(Entries taken from a collection)
********

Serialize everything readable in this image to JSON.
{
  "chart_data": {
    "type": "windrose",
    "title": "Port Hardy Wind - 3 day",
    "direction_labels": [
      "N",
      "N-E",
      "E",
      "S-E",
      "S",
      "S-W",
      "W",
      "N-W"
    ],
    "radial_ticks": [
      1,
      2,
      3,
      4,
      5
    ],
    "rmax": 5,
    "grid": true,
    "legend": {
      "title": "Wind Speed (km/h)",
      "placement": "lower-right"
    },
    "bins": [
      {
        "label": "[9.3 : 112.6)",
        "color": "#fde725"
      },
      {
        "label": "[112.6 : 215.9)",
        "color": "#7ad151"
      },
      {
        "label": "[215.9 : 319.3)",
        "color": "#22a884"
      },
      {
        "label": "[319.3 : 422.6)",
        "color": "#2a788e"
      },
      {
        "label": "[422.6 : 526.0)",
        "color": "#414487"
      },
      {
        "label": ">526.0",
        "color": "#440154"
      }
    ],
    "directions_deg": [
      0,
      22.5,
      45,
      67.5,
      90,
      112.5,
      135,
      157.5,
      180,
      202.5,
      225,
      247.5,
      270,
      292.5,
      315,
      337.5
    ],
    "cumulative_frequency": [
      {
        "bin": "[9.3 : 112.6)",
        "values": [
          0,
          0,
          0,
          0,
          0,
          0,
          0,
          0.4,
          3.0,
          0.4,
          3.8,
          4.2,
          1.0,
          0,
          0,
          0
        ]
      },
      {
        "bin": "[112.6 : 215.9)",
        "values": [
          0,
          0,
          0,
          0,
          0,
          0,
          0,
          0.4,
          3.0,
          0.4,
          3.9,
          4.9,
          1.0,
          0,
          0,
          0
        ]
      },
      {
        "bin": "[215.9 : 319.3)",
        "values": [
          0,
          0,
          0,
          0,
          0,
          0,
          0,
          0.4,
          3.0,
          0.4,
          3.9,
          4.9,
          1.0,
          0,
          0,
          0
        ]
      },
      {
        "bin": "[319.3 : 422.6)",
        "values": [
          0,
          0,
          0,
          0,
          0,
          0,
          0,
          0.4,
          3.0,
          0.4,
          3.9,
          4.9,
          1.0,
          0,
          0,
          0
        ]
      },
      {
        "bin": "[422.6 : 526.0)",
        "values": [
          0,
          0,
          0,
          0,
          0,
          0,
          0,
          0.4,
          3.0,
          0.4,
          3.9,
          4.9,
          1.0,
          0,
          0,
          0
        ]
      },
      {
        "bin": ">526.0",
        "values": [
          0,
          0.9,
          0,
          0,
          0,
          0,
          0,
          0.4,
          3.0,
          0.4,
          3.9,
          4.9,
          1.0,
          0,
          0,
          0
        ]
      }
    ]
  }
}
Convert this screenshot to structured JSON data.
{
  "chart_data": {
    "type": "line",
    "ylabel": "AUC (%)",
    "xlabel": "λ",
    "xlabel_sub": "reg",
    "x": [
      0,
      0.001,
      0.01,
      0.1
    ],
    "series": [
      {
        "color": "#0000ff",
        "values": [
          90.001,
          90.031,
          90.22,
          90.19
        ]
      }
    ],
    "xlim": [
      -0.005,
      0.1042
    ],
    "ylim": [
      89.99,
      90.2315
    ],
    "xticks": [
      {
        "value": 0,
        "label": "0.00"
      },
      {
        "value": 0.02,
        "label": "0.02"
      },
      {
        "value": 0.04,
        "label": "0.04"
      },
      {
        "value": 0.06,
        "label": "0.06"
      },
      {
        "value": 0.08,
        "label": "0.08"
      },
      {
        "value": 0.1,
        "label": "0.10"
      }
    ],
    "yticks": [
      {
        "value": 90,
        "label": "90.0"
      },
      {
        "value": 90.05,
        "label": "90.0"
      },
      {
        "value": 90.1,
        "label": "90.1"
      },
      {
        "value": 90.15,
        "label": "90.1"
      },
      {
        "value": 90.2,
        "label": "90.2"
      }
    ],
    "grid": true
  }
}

********

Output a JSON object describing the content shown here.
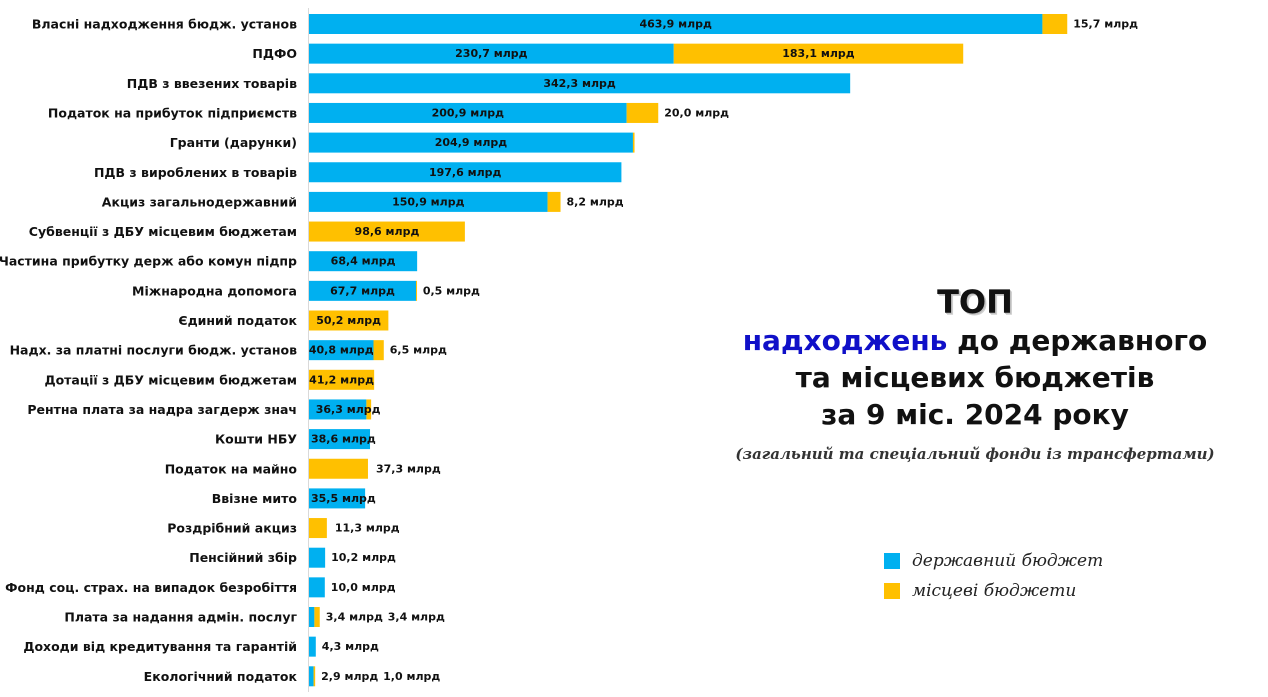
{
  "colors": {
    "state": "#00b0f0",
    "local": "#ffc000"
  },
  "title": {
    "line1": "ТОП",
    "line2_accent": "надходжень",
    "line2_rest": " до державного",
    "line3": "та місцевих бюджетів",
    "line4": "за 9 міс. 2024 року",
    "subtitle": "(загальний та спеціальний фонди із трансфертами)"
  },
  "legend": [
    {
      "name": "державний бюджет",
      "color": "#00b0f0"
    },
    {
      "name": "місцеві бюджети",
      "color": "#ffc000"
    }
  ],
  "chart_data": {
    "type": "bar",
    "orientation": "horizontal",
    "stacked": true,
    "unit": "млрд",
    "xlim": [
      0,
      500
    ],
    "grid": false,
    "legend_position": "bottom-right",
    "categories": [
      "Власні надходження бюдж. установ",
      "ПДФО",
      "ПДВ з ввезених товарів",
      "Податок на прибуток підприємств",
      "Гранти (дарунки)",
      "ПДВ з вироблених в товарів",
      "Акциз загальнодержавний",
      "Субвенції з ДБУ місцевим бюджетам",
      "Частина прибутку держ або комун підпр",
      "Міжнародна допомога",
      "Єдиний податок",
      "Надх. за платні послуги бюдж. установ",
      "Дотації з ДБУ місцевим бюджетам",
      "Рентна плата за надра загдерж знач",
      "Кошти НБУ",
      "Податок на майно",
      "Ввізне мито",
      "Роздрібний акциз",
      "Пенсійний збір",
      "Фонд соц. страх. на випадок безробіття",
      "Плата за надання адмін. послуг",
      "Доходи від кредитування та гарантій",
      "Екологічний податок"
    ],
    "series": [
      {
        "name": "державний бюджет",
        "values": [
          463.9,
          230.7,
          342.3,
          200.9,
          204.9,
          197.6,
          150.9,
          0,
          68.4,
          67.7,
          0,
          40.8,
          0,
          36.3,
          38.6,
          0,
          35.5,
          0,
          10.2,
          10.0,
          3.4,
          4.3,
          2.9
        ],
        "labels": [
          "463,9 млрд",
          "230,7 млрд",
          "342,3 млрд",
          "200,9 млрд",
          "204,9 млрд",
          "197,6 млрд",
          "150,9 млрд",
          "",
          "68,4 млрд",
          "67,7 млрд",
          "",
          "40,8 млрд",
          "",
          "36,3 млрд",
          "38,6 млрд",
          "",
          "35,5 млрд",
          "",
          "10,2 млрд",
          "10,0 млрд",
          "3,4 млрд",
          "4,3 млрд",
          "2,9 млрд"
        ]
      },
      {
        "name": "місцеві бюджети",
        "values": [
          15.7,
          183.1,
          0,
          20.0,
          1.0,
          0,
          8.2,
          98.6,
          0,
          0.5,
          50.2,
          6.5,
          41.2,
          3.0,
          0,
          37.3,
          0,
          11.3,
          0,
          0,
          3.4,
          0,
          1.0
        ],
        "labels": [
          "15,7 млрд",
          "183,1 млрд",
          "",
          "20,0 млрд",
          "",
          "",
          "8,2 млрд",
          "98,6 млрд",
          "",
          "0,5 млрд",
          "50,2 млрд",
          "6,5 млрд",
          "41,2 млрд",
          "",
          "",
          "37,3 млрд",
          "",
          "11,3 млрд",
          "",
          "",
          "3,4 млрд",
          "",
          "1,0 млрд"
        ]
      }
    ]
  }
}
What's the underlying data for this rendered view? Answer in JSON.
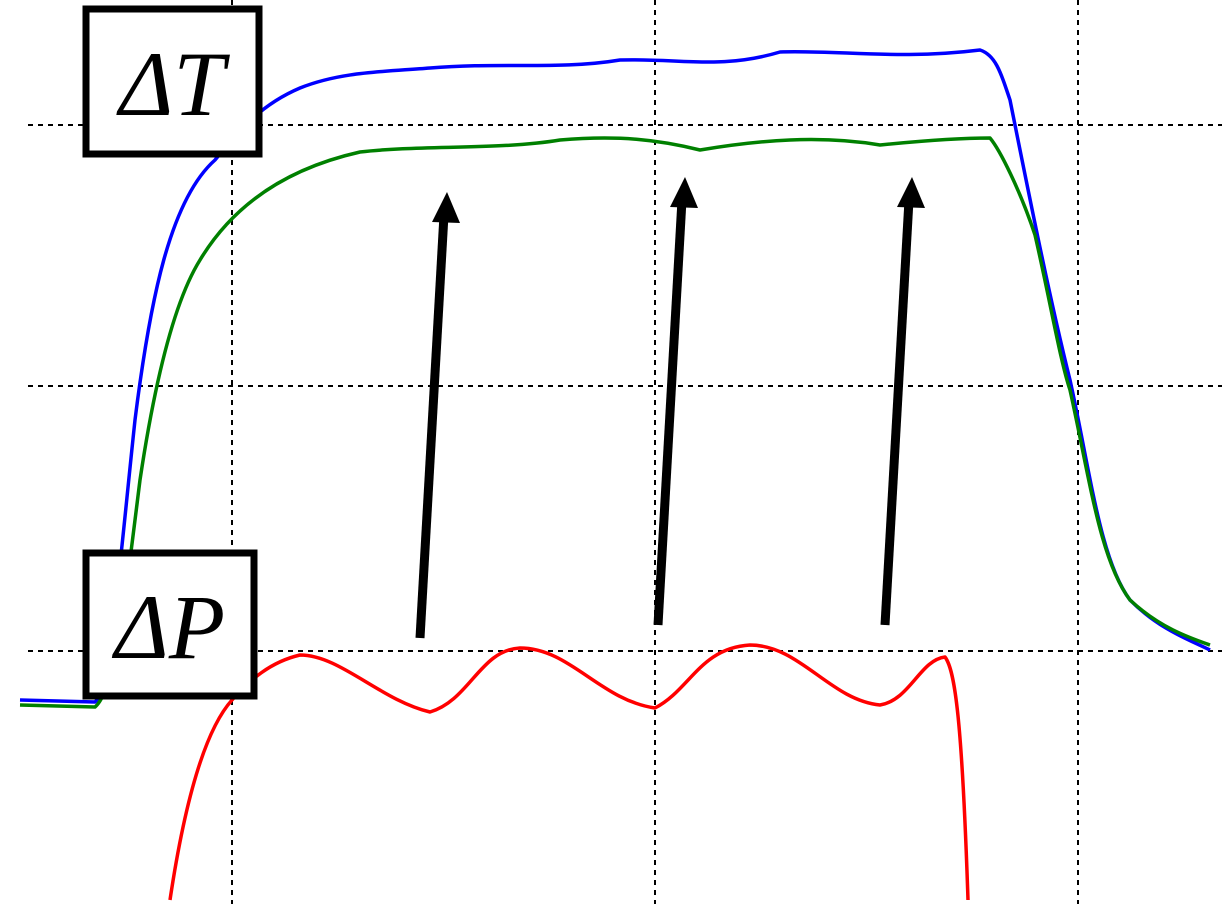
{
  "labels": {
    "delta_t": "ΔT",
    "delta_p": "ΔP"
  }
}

********

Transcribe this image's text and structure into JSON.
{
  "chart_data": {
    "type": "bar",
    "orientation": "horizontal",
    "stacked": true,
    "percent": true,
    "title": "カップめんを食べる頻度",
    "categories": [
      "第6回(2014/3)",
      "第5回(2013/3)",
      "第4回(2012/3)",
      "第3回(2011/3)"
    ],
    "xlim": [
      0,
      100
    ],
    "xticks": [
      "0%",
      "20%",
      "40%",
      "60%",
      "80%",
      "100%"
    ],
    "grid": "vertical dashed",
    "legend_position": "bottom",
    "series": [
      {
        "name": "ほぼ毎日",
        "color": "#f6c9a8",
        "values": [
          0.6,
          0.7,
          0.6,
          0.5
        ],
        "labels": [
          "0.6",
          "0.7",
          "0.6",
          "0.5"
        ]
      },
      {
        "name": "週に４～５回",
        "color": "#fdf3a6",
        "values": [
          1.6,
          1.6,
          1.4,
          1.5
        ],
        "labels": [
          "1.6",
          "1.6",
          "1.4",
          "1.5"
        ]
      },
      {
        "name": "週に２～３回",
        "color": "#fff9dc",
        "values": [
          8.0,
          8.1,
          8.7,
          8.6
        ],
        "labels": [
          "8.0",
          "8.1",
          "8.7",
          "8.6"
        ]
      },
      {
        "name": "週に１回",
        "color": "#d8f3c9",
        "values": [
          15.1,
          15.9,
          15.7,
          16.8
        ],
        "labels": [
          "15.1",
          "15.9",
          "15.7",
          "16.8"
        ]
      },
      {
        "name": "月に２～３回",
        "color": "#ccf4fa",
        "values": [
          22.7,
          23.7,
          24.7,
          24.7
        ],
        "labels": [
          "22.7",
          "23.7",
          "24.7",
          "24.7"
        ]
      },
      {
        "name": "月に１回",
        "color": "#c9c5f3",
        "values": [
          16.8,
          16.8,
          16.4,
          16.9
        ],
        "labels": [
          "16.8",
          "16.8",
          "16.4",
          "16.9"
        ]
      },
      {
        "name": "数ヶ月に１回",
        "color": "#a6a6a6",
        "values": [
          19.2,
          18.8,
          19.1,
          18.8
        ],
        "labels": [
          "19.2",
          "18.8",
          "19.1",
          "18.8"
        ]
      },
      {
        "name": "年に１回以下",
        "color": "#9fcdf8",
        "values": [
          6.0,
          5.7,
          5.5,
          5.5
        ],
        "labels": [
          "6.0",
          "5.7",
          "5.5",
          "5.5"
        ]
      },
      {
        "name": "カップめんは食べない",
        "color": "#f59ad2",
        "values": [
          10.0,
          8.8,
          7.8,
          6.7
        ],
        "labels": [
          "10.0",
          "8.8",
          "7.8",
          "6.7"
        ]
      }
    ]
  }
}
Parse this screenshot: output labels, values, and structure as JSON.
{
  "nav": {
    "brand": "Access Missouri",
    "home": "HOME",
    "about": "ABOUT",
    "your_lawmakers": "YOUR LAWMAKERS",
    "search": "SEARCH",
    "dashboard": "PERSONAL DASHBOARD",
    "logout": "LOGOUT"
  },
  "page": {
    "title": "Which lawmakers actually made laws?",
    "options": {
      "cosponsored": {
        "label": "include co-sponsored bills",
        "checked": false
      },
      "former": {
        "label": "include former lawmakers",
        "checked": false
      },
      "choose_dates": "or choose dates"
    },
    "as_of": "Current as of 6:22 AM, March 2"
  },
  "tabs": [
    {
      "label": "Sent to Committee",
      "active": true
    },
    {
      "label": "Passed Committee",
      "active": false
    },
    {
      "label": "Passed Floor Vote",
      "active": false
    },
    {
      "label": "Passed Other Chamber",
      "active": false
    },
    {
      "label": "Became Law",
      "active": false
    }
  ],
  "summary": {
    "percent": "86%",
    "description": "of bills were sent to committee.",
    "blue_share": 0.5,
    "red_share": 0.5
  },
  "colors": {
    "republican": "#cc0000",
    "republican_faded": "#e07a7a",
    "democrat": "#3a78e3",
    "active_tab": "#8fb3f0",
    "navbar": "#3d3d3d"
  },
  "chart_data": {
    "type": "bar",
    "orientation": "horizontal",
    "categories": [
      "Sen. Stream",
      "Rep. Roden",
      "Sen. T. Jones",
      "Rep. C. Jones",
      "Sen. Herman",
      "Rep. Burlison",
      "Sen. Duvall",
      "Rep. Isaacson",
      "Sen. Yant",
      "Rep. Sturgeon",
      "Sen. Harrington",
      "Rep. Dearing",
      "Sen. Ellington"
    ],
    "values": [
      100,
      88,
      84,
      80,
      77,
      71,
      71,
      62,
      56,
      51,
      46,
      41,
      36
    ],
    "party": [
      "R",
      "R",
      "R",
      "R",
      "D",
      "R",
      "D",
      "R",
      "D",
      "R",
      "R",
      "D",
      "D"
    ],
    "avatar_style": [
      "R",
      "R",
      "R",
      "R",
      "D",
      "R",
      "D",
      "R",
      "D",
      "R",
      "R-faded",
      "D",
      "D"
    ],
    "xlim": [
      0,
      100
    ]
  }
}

********

*WORK REQUIRED*: Return all lines with the word "this" in them.

*SOLUTION*:
Serialize everything readable in this image to JSON.
Convert this screenshot to structured JSON data.
What's the underlying data for this rendered view? Answer in JSON.
Transcribe this image's text and structure into JSON.
Parse this screenshot: output labels, values, and structure as JSON.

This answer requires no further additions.